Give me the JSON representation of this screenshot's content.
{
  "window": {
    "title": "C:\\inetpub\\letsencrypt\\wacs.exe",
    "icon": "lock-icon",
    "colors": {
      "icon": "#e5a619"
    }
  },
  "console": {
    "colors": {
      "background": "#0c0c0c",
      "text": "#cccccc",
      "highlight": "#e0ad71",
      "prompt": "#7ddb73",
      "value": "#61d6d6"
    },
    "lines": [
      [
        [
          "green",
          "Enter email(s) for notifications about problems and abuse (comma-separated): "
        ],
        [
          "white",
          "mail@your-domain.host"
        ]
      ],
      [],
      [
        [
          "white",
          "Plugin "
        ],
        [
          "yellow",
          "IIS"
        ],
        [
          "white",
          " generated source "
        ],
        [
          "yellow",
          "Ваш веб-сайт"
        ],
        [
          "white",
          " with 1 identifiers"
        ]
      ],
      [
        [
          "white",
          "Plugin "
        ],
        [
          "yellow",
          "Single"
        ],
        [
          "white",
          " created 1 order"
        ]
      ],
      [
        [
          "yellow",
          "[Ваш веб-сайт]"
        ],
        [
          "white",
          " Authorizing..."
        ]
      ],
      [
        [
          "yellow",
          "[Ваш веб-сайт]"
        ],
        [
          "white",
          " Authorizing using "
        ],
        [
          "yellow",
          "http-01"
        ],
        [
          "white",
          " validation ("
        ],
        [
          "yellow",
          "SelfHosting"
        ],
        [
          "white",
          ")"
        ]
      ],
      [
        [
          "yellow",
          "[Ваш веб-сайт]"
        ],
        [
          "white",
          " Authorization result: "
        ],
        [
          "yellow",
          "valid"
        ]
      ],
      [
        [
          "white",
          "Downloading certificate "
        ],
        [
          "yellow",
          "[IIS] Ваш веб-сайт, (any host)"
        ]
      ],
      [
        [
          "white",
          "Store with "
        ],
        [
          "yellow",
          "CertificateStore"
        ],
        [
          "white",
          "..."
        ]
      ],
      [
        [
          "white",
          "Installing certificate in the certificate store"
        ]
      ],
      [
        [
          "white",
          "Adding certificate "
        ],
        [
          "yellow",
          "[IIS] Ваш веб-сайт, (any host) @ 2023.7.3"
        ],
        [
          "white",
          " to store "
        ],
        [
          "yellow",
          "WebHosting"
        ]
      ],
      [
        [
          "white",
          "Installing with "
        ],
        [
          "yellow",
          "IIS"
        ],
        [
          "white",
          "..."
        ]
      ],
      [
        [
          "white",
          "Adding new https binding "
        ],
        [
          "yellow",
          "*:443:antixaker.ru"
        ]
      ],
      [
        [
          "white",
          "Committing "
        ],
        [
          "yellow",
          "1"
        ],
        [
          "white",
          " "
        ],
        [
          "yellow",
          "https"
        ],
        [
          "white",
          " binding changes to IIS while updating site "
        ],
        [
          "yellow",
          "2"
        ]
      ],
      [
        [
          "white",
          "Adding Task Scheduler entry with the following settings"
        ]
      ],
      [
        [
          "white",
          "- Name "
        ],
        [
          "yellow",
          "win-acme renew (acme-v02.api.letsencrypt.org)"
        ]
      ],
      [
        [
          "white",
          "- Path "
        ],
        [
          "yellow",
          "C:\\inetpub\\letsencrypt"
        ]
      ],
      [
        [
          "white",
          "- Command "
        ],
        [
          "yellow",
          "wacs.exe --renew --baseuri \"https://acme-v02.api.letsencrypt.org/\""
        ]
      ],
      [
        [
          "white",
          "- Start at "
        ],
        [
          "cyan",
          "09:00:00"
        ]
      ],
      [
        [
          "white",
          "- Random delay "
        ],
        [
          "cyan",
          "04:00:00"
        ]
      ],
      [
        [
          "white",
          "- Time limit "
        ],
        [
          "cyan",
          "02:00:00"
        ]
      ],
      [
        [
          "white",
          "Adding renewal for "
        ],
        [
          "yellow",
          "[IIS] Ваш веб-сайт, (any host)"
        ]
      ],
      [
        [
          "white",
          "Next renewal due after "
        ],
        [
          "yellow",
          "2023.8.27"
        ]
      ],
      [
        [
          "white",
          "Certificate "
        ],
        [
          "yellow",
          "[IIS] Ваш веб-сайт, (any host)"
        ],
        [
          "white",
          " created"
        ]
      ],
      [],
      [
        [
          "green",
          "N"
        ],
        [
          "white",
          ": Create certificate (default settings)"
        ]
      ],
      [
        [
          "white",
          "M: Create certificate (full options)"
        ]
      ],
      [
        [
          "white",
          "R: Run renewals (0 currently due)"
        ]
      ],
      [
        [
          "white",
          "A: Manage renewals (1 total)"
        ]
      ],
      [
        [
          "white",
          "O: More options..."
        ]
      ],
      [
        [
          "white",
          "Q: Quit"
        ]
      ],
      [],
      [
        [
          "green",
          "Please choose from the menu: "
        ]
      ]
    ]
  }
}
★ ★ ★ ★
Each record above should be output again exactly.

## Reply to the exercise
Give me the JSON representation of this screenshot's content.
{
  "window": {
    "title": "C:\\inetpub\\letsencrypt\\wacs.exe",
    "icon": "lock-icon",
    "colors": {
      "icon": "#e5a619"
    }
  },
  "console": {
    "colors": {
      "background": "#0c0c0c",
      "text": "#cccccc",
      "highlight": "#e0ad71",
      "prompt": "#7ddb73",
      "value": "#61d6d6"
    },
    "lines": [
      [
        [
          "green",
          "Enter email(s) for notifications about problems and abuse (comma-separated): "
        ],
        [
          "white",
          "mail@your-domain.host"
        ]
      ],
      [],
      [
        [
          "white",
          "Plugin "
        ],
        [
          "yellow",
          "IIS"
        ],
        [
          "white",
          " generated source "
        ],
        [
          "yellow",
          "Ваш веб-сайт"
        ],
        [
          "white",
          " with 1 identifiers"
        ]
      ],
      [
        [
          "white",
          "Plugin "
        ],
        [
          "yellow",
          "Single"
        ],
        [
          "white",
          " created 1 order"
        ]
      ],
      [
        [
          "yellow",
          "[Ваш веб-сайт]"
        ],
        [
          "white",
          " Authorizing..."
        ]
      ],
      [
        [
          "yellow",
          "[Ваш веб-сайт]"
        ],
        [
          "white",
          " Authorizing using "
        ],
        [
          "yellow",
          "http-01"
        ],
        [
          "white",
          " validation ("
        ],
        [
          "yellow",
          "SelfHosting"
        ],
        [
          "white",
          ")"
        ]
      ],
      [
        [
          "yellow",
          "[Ваш веб-сайт]"
        ],
        [
          "white",
          " Authorization result: "
        ],
        [
          "yellow",
          "valid"
        ]
      ],
      [
        [
          "white",
          "Downloading certificate "
        ],
        [
          "yellow",
          "[IIS] Ваш веб-сайт, (any host)"
        ]
      ],
      [
        [
          "white",
          "Store with "
        ],
        [
          "yellow",
          "CertificateStore"
        ],
        [
          "white",
          "..."
        ]
      ],
      [
        [
          "white",
          "Installing certificate in the certificate store"
        ]
      ],
      [
        [
          "white",
          "Adding certificate "
        ],
        [
          "yellow",
          "[IIS] Ваш веб-сайт, (any host) @ 2023.7.3"
        ],
        [
          "white",
          " to store "
        ],
        [
          "yellow",
          "WebHosting"
        ]
      ],
      [
        [
          "white",
          "Installing with "
        ],
        [
          "yellow",
          "IIS"
        ],
        [
          "white",
          "..."
        ]
      ],
      [
        [
          "white",
          "Adding new https binding "
        ],
        [
          "yellow",
          "*:443:antixaker.ru"
        ]
      ],
      [
        [
          "white",
          "Committing "
        ],
        [
          "yellow",
          "1"
        ],
        [
          "white",
          " "
        ],
        [
          "yellow",
          "https"
        ],
        [
          "white",
          " binding changes to IIS while updating site "
        ],
        [
          "yellow",
          "2"
        ]
      ],
      [
        [
          "white",
          "Adding Task Scheduler entry with the following settings"
        ]
      ],
      [
        [
          "white",
          "- Name "
        ],
        [
          "yellow",
          "win-acme renew (acme-v02.api.letsencrypt.org)"
        ]
      ],
      [
        [
          "white",
          "- Path "
        ],
        [
          "yellow",
          "C:\\inetpub\\letsencrypt"
        ]
      ],
      [
        [
          "white",
          "- Command "
        ],
        [
          "yellow",
          "wacs.exe --renew --baseuri \"https://acme-v02.api.letsencrypt.org/\""
        ]
      ],
      [
        [
          "white",
          "- Start at "
        ],
        [
          "cyan",
          "09:00:00"
        ]
      ],
      [
        [
          "white",
          "- Random delay "
        ],
        [
          "cyan",
          "04:00:00"
        ]
      ],
      [
        [
          "white",
          "- Time limit "
        ],
        [
          "cyan",
          "02:00:00"
        ]
      ],
      [
        [
          "white",
          "Adding renewal for "
        ],
        [
          "yellow",
          "[IIS] Ваш веб-сайт, (any host)"
        ]
      ],
      [
        [
          "white",
          "Next renewal due after "
        ],
        [
          "yellow",
          "2023.8.27"
        ]
      ],
      [
        [
          "white",
          "Certificate "
        ],
        [
          "yellow",
          "[IIS] Ваш веб-сайт, (any host)"
        ],
        [
          "white",
          " created"
        ]
      ],
      [],
      [
        [
          "green",
          "N"
        ],
        [
          "white",
          ": Create certificate (default settings)"
        ]
      ],
      [
        [
          "white",
          "M: Create certificate (full options)"
        ]
      ],
      [
        [
          "white",
          "R: Run renewals (0 currently due)"
        ]
      ],
      [
        [
          "white",
          "A: Manage renewals (1 total)"
        ]
      ],
      [
        [
          "white",
          "O: More options..."
        ]
      ],
      [
        [
          "white",
          "Q: Quit"
        ]
      ],
      [],
      [
        [
          "green",
          "Please choose from the menu: "
        ]
      ]
    ]
  }
}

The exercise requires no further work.